>>>>>

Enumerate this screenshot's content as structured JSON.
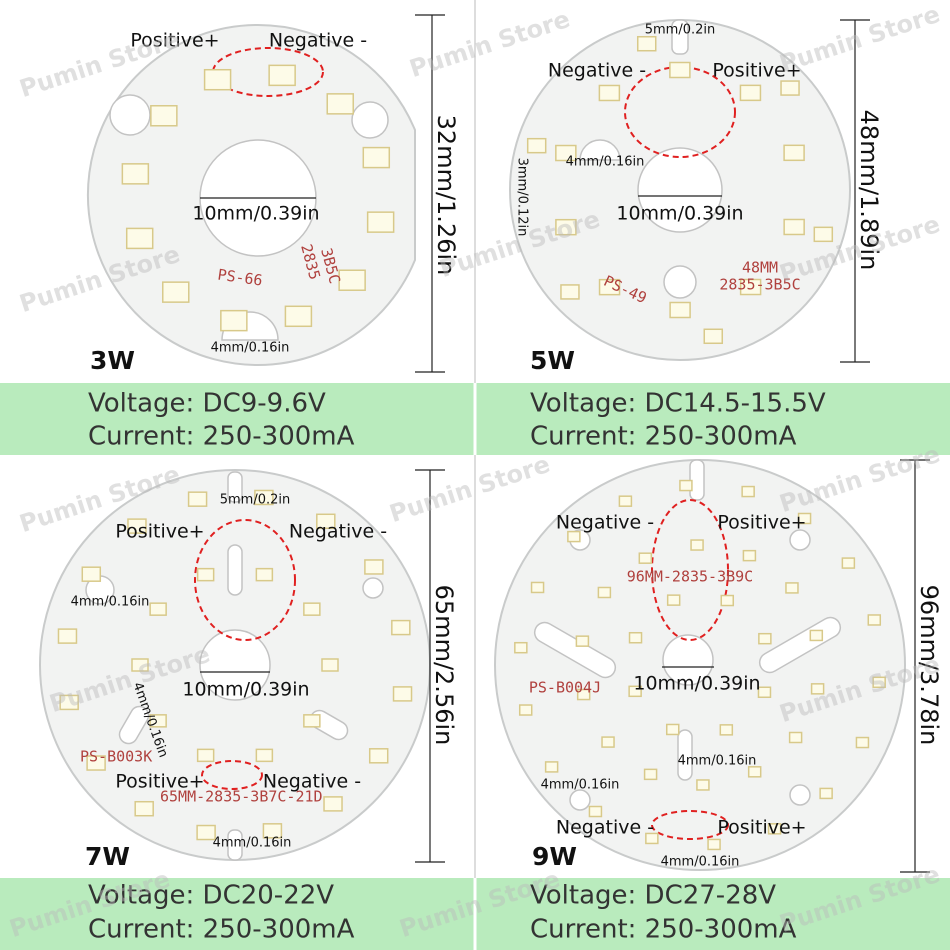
{
  "watermark": "Pumin Store",
  "panels": [
    {
      "wattage": "3W",
      "voltage": "Voltage: DC9-9.6V",
      "current": "Current: 250-300mA",
      "diameter": "32mm/1.26in",
      "labels": [
        "Positive+",
        "Negative -",
        "10mm/0.39in",
        "4mm/0.16in"
      ],
      "prints": [
        "PS-66",
        "2835",
        "3B5C"
      ]
    },
    {
      "wattage": "5W",
      "voltage": "Voltage: DC14.5-15.5V",
      "current": "Current: 250-300mA",
      "diameter": "48mm/1.89in",
      "labels": [
        "5mm/0.2in",
        "Negative -",
        "Positive+",
        "4mm/0.16in",
        "3mm/0.12in",
        "10mm/0.39in"
      ],
      "prints": [
        "PS-49",
        "48MM",
        "2835-3B5C"
      ]
    },
    {
      "wattage": "7W",
      "voltage": "Voltage: DC20-22V",
      "current": "Current: 250-300mA",
      "diameter": "65mm/2.56in",
      "labels": [
        "5mm/0.2in",
        "Positive+",
        "Negative -",
        "4mm/0.16in",
        "10mm/0.39in",
        "4mm/0.16in",
        "Positive+",
        "Negative -",
        "4mm/0.16in"
      ],
      "prints": [
        "PS-B003K",
        "65MM-2835-3B7C-21D"
      ]
    },
    {
      "wattage": "9W",
      "voltage": "Voltage: DC27-28V",
      "current": "Current: 250-300mA",
      "diameter": "96mm/3.78in",
      "labels": [
        "Negative -",
        "Positive+",
        "10mm/0.39in",
        "4mm/0.16in",
        "4mm/0.16in",
        "Negative -",
        "Positive+",
        "4mm/0.16in"
      ],
      "prints": [
        "96MM-2835-3B9C",
        "PS-B004J"
      ]
    }
  ]
}
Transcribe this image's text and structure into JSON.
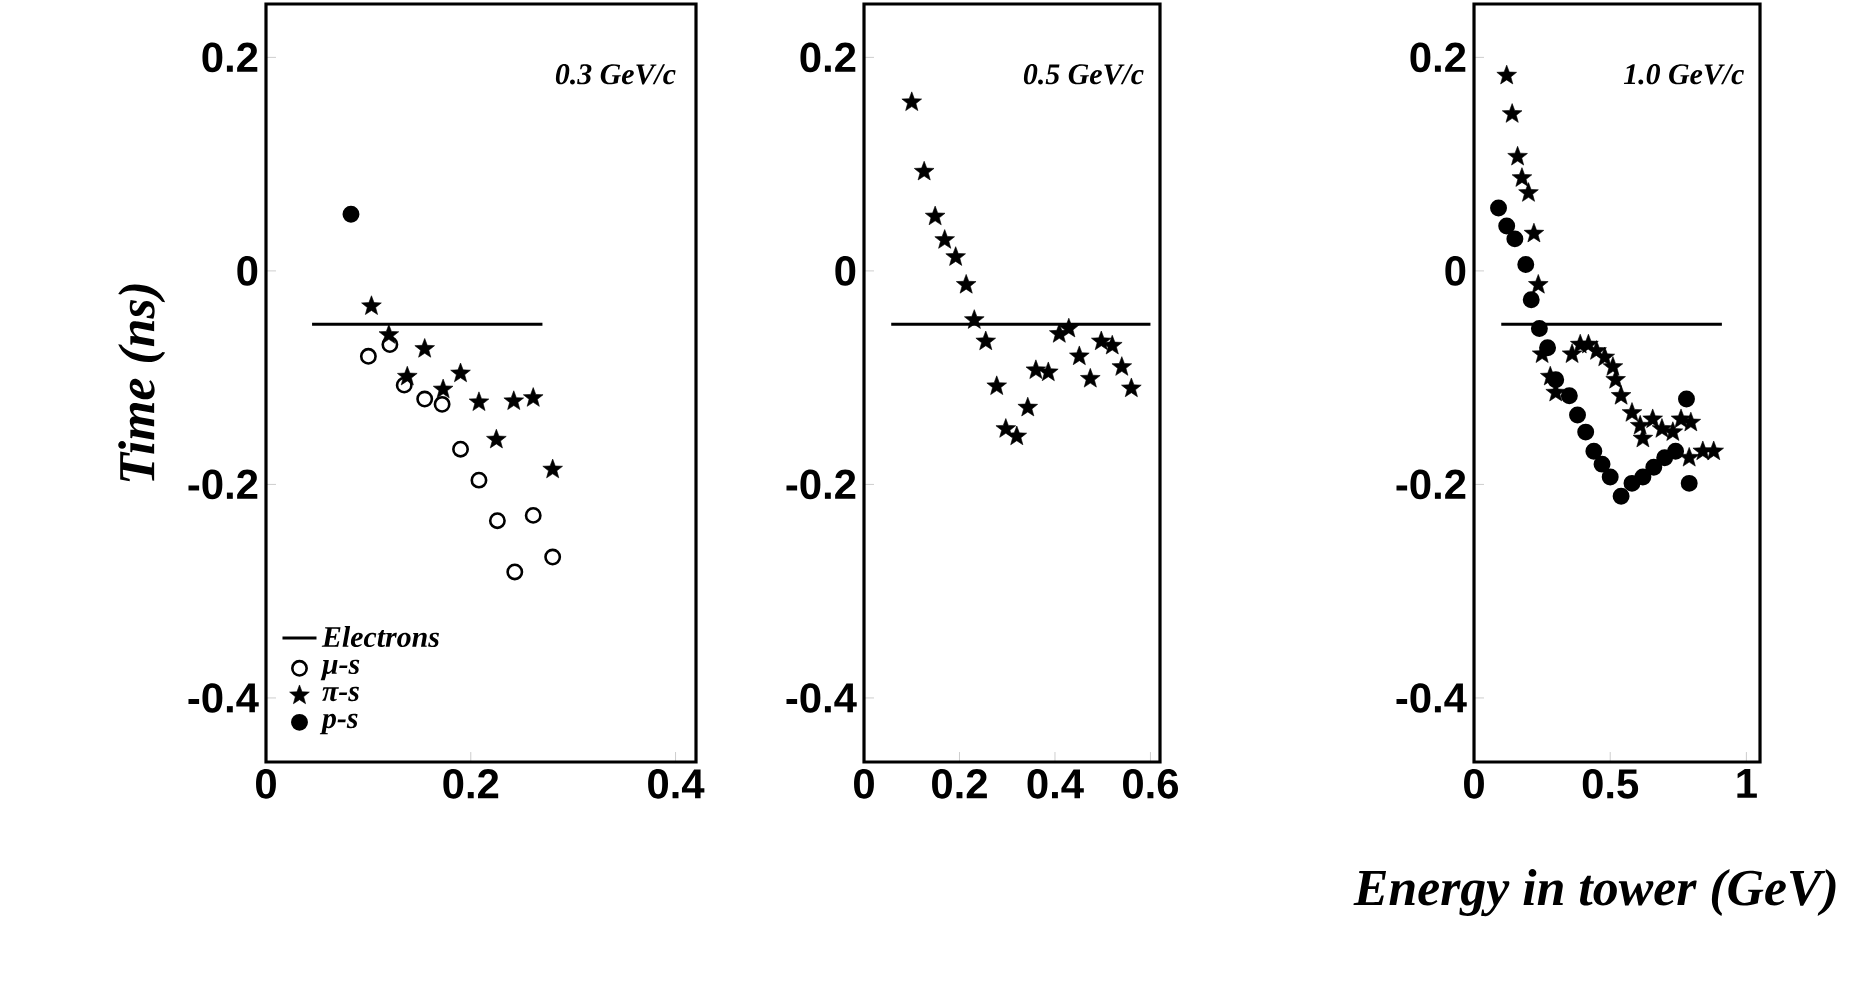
{
  "chart_data": [
    {
      "type": "scatter",
      "ylabel": "Time (ns)",
      "annotations": [
        "0.3 GeV/c"
      ],
      "xlim": [
        0,
        0.42
      ],
      "xticks": [
        0,
        0.2,
        0.4
      ],
      "ylim": [
        -0.46,
        0.25
      ],
      "yticks": [
        0.2,
        0,
        -0.2,
        -0.4
      ],
      "legend": "bottom left",
      "series": [
        {
          "name": "Electrons",
          "type": "line",
          "color": "#000000",
          "marker": "none",
          "x": [
            0.045,
            0.27
          ],
          "values": [
            -0.05,
            -0.05
          ]
        },
        {
          "name": "μ-s",
          "color": "#000000",
          "marker": "circle-open",
          "x": [
            0.1,
            0.121,
            0.135,
            0.155,
            0.172,
            0.19,
            0.208,
            0.226,
            0.261,
            0.243,
            0.28
          ],
          "values": [
            -0.08,
            -0.069,
            -0.107,
            -0.12,
            -0.125,
            -0.167,
            -0.196,
            -0.234,
            -0.229,
            -0.282,
            -0.268
          ]
        },
        {
          "name": "π-s",
          "color": "#000000",
          "marker": "star",
          "x": [
            0.103,
            0.12,
            0.155,
            0.138,
            0.173,
            0.19,
            0.208,
            0.242,
            0.261,
            0.225,
            0.28
          ],
          "values": [
            -0.033,
            -0.06,
            -0.073,
            -0.099,
            -0.111,
            -0.096,
            -0.123,
            -0.122,
            -0.119,
            -0.158,
            -0.186
          ]
        },
        {
          "name": "p-s",
          "color": "#000000",
          "marker": "circle",
          "x": [
            0.083
          ],
          "values": [
            0.053
          ]
        }
      ]
    },
    {
      "type": "scatter",
      "annotations": [
        "0.5 GeV/c"
      ],
      "xlim": [
        0,
        0.62
      ],
      "xticks": [
        0,
        0.2,
        0.4,
        0.6
      ],
      "ylim": [
        -0.46,
        0.25
      ],
      "yticks": [
        0.2,
        0,
        -0.2,
        -0.4
      ],
      "series": [
        {
          "type": "line",
          "color": "#000000",
          "marker": "none",
          "x": [
            0.057,
            0.6
          ],
          "values": [
            -0.05,
            -0.05
          ]
        },
        {
          "color": "#000000",
          "marker": "star",
          "x": [
            0.1,
            0.126,
            0.149,
            0.169,
            0.192,
            0.214,
            0.231,
            0.255,
            0.278,
            0.297,
            0.32,
            0.343,
            0.36,
            0.386,
            0.409,
            0.429,
            0.451,
            0.474,
            0.497,
            0.52,
            0.54,
            0.56
          ],
          "values": [
            0.158,
            0.093,
            0.051,
            0.029,
            0.013,
            -0.013,
            -0.046,
            -0.066,
            -0.108,
            -0.148,
            -0.155,
            -0.128,
            -0.093,
            -0.095,
            -0.059,
            -0.054,
            -0.08,
            -0.101,
            -0.066,
            -0.07,
            -0.09,
            -0.11
          ]
        }
      ]
    },
    {
      "type": "scatter",
      "xlabel": "Energy in tower (GeV)",
      "annotations": [
        "1.0 GeV/c"
      ],
      "xlim": [
        0,
        1.05
      ],
      "xticks": [
        0,
        0.5,
        1
      ],
      "ylim": [
        -0.46,
        0.25
      ],
      "yticks": [
        0.2,
        0,
        -0.2,
        -0.4
      ],
      "series": [
        {
          "type": "line",
          "color": "#000000",
          "marker": "none",
          "x": [
            0.1,
            0.91
          ],
          "values": [
            -0.05,
            -0.05
          ]
        },
        {
          "color": "#000000",
          "marker": "star",
          "x": [
            0.12,
            0.14,
            0.16,
            0.176,
            0.2,
            0.22,
            0.236,
            0.25,
            0.28,
            0.3,
            0.36,
            0.39,
            0.42,
            0.45,
            0.48,
            0.51,
            0.52,
            0.54,
            0.58,
            0.61,
            0.62,
            0.656,
            0.69,
            0.73,
            0.76,
            0.796,
            0.79,
            0.84,
            0.88
          ],
          "values": [
            0.183,
            0.147,
            0.107,
            0.087,
            0.073,
            0.035,
            -0.013,
            -0.078,
            -0.099,
            -0.114,
            -0.078,
            -0.069,
            -0.069,
            -0.075,
            -0.081,
            -0.09,
            -0.102,
            -0.117,
            -0.133,
            -0.145,
            -0.157,
            -0.139,
            -0.148,
            -0.151,
            -0.139,
            -0.142,
            -0.175,
            -0.169,
            -0.169
          ]
        },
        {
          "color": "#000000",
          "marker": "circle",
          "x": [
            0.09,
            0.12,
            0.15,
            0.19,
            0.21,
            0.24,
            0.27,
            0.3,
            0.35,
            0.38,
            0.41,
            0.44,
            0.47,
            0.5,
            0.54,
            0.58,
            0.62,
            0.66,
            0.7,
            0.74,
            0.78,
            0.79
          ],
          "values": [
            0.059,
            0.042,
            0.03,
            0.006,
            -0.027,
            -0.054,
            -0.072,
            -0.102,
            -0.117,
            -0.135,
            -0.151,
            -0.169,
            -0.181,
            -0.193,
            -0.211,
            -0.199,
            -0.193,
            -0.184,
            -0.175,
            -0.169,
            -0.12,
            -0.199
          ]
        }
      ]
    }
  ]
}
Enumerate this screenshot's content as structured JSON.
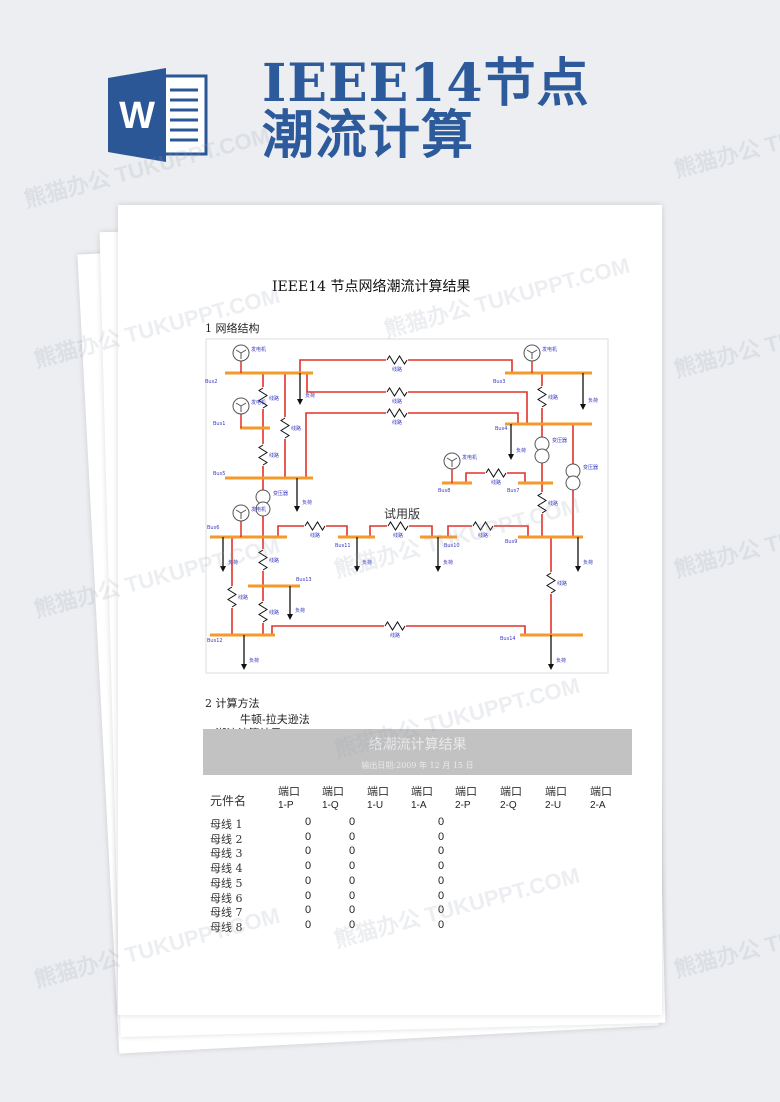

<<<<<

Using the records above, pull out each line where the word "voltage" occurs.

      "voltage": "Voltage: DC9-9.6V",
      "voltage": "Voltage: DC14.5-15.5V",
      "voltage": "Voltage: DC20-22V",
      "voltage": "Voltage: DC27-28V",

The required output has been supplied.